*** Trecho fornecido ***

Ao longo desse período, ele
relata ter se afastado em três oportunidades para realizar cirurgias. Uma foi
motivada por uma epicondilite — inflamação nos tendões do cotovelo. As outras
duas tiveram como causa a síndrome do túnel do carpo, compressão dos nervos da
mão que provoca dormência e formigamento.
Essas doenças são comumente
desenvolvidas por trabalhadores submetidos a movimentos repetitivos, como é o
caso de bancários.
No ano passado, o bancário diz
ter recebido mensagens de seus superiores, fora do horário de expediente,
insistindo para que aderisse ao programa de desligamento voluntário. No
entanto, acabou recusando e foi demitido no início de julho deste ano. “Recebi várias
mensagens na madrugada”, reclama.
Na nota enviada à reportagem, o
Itaú rebate as críticas sobre o PDV e afirma ter oferecido aos interessados
“uma transição de carreira segura, com salários adicionais e manutenção de
benefícios”.
Discriminação estrutural de
mulheres e negros
A fiscalização avaliou também os
critérios utilizados pelo banco para contratação e promoção de profissionais, e
constatou a falta de parâmetros objetivos e de um plano de carreira para os
trabalhadores, o que teria prejudicado mulheres e pessoas negras.
Segundo os auditores fiscais do
MTE, o Itaú reserva a homens e pessoas não negras “os cargos mais bem
remunerados”, e dificulta a ascensão profissional para mulheres e funcionários
negros. Trata-se de “discriminação estrutural”, nas palavras da auditora Marina
Cunha Sampaio, coordenadora da fiscalização.
“Existe um viés de contratação
que empurra mulheres, principalmente as negras, para um patamar inferior em
relação a homens, em especial não negros, e que não é justificado pela escolaridade.
Para o início de carreira, o único padrão verificado é a desigualdade”, aponta
o relatório da operação.
O impacto disso se refletiria na
remuneração. Ao comparar o salário médio dos 132 mil funcionários do banco, por
gênero e cor, a fiscalização identificou que mulheres recebem 25% a menos do
que homens, e os negros ganham 27% menos do que os não negros.
A comparação não considera
trabalhadores com o mesmo cargo, mas sim com o mesmo grau de escolaridade, já
que as bases de dados do governo não informam os salários por função. Os
auditores fiscais afirmam ter solicitado essas informações ao Itaú, sem
sucesso.
No caso das mulheres negras,
ainda que tenham o mesmo nível de instrução dos funcionários homens e não
negros, elas chegam a ganhar 52% a menos.
“Esses resultados salariais
refletem o mercado de trabalho brasileiro, que tem as mulheres negras na base,
depois os homens negros, as muheres brancas e homens brancos [no topo]”, diz
Sampaio.

*** Extratos de dados ***

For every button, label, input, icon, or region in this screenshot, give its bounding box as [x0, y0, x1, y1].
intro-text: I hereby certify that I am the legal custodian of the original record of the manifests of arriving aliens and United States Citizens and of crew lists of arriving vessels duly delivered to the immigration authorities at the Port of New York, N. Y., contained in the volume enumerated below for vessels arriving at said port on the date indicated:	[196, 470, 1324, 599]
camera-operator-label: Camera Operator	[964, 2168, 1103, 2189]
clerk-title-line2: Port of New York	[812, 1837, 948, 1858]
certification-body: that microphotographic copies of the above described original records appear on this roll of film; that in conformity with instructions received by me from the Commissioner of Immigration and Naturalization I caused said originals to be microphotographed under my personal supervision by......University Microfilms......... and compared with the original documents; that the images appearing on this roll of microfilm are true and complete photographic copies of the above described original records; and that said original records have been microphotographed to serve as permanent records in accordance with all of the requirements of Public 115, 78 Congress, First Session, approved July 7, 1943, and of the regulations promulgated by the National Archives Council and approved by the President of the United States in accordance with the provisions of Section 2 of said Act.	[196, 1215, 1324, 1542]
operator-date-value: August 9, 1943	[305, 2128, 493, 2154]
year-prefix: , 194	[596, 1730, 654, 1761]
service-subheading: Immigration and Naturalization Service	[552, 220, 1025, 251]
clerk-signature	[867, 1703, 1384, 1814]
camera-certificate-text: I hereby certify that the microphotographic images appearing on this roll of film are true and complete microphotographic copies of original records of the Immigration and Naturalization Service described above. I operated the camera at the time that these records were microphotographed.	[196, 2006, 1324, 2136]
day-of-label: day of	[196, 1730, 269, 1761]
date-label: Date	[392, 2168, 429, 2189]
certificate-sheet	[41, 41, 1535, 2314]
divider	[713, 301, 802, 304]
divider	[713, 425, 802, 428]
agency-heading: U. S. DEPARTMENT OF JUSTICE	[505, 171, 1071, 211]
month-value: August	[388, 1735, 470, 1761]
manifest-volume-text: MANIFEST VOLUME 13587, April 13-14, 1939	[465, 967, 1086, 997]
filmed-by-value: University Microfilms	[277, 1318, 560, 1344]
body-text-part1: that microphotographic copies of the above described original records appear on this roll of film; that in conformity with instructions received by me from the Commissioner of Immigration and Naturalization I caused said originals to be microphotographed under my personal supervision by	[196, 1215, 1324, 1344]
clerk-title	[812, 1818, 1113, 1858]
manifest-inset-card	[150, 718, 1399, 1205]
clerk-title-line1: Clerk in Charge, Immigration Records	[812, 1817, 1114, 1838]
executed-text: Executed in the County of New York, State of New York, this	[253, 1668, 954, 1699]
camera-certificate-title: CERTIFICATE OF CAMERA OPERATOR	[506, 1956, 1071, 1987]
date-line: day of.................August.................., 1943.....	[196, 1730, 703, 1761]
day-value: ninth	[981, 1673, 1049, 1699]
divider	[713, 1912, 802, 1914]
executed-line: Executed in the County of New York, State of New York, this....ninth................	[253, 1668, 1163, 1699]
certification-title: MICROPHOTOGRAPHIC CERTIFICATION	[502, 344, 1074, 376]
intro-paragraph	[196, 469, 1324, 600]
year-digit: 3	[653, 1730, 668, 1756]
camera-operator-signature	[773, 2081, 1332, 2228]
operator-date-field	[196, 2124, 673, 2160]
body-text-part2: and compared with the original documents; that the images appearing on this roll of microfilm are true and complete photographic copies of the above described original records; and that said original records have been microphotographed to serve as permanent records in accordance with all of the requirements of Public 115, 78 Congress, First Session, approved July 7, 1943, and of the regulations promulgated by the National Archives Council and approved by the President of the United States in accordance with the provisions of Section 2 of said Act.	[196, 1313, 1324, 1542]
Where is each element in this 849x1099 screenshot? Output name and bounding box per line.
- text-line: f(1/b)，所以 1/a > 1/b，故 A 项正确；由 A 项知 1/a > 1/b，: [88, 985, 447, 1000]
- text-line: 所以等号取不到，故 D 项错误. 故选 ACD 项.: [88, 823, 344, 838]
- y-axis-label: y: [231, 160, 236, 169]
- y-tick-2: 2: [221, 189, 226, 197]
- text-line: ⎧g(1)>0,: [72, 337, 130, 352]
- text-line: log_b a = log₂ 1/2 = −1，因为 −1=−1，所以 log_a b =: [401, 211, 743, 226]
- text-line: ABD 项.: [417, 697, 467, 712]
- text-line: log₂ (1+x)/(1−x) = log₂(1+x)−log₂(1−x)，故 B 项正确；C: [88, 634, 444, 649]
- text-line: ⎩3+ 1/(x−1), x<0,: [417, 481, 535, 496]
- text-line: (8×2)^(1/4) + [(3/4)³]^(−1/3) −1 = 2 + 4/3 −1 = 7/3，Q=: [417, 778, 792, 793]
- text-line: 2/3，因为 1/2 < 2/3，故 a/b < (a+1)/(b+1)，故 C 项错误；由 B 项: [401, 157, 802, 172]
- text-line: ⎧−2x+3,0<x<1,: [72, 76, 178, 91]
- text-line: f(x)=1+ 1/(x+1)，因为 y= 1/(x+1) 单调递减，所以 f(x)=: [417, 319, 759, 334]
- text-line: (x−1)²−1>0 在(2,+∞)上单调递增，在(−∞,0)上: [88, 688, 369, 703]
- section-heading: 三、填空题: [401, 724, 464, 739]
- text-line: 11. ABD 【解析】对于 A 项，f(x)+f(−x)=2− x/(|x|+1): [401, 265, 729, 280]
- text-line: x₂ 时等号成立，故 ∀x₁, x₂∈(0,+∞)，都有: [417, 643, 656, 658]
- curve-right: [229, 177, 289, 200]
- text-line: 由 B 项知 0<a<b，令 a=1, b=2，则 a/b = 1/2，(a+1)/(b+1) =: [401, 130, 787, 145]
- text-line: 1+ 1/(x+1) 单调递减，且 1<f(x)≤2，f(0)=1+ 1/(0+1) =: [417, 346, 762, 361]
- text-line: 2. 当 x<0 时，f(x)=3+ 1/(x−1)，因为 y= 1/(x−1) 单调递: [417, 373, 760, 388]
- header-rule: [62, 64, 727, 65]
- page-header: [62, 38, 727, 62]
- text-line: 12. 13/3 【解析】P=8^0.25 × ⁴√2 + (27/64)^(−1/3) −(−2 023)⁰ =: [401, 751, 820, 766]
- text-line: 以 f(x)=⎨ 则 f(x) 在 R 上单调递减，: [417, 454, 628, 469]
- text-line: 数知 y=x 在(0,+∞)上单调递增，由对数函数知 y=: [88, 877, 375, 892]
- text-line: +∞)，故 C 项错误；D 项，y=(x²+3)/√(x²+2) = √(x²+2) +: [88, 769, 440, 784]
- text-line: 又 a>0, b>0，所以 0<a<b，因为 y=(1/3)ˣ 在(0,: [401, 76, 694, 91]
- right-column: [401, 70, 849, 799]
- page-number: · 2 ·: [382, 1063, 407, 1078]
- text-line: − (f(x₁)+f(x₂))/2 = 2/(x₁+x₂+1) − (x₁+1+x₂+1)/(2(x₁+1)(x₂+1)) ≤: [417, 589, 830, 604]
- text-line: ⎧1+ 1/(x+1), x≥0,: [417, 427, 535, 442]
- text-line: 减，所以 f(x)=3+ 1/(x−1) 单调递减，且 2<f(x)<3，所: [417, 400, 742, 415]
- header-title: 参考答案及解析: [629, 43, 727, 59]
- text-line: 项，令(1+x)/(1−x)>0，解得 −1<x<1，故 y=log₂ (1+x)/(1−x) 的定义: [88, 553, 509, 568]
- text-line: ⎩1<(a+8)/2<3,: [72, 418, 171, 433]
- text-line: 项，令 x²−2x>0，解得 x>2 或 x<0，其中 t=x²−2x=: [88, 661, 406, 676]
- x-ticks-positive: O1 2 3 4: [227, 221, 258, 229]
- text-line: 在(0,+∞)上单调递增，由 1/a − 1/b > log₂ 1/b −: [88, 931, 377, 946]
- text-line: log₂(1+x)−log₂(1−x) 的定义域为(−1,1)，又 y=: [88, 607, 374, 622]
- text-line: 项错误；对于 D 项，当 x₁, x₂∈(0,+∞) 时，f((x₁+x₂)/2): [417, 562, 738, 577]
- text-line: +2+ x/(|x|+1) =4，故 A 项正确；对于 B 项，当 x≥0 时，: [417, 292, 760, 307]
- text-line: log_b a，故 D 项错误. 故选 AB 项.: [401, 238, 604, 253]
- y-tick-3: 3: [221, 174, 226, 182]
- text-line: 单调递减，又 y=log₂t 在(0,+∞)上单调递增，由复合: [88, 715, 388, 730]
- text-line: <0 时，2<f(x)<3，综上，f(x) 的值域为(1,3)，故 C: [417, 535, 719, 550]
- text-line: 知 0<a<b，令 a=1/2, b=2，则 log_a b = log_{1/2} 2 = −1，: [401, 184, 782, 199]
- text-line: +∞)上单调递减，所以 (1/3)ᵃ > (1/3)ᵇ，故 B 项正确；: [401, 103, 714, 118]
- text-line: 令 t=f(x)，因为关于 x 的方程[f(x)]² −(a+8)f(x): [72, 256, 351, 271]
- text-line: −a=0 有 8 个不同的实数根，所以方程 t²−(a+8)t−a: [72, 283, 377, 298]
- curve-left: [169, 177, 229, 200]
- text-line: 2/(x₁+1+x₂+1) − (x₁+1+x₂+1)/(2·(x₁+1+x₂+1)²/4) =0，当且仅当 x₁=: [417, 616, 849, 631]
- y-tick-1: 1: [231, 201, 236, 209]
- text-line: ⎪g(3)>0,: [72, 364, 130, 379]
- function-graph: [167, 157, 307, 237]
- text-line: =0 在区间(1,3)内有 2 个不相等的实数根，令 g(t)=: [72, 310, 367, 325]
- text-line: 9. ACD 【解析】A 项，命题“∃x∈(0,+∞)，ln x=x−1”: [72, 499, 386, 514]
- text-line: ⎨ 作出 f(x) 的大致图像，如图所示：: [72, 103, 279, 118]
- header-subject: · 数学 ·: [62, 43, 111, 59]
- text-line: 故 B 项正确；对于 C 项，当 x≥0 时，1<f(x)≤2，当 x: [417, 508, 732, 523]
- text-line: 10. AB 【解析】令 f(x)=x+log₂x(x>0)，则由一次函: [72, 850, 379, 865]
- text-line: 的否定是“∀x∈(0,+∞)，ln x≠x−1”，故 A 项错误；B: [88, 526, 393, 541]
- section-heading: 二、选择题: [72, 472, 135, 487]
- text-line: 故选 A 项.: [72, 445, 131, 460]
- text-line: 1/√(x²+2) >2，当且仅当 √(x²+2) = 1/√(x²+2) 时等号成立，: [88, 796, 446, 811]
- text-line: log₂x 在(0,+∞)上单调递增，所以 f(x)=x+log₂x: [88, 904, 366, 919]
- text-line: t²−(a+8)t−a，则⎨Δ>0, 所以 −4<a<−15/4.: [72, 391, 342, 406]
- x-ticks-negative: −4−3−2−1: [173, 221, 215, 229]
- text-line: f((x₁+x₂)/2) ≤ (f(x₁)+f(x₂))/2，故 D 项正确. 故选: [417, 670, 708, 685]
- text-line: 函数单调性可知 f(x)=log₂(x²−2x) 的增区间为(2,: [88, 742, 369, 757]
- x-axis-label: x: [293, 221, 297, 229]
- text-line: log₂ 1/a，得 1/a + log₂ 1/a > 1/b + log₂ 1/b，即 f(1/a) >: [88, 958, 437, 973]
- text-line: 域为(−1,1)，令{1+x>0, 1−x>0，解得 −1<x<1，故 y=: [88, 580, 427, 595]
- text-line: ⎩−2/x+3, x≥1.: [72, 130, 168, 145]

***

— Instruções de trabalho —
Transcreva o trecho fornecido começando em "Na nota enviada" e terminando em "e pessoas negras.", renomeando "Itaú" como "banco".

— Resultado da tarefa —
Na nota enviada à reportagem, o
banco rebate as críticas sobre o PDV e afirma ter oferecido aos interessados
“uma transição de carreira segura, com salários adicionais e manutenção de
benefícios”.
Discriminação estrutural de
mulheres e negros
A fiscalização avaliou também os
critérios utilizados pelo banco para contratação e promoção de profissionais, e
constatou a falta de parâmetros objetivos e de um plano de carreira para os
trabalhadores, o que teria prejudicado mulheres e pessoas negras.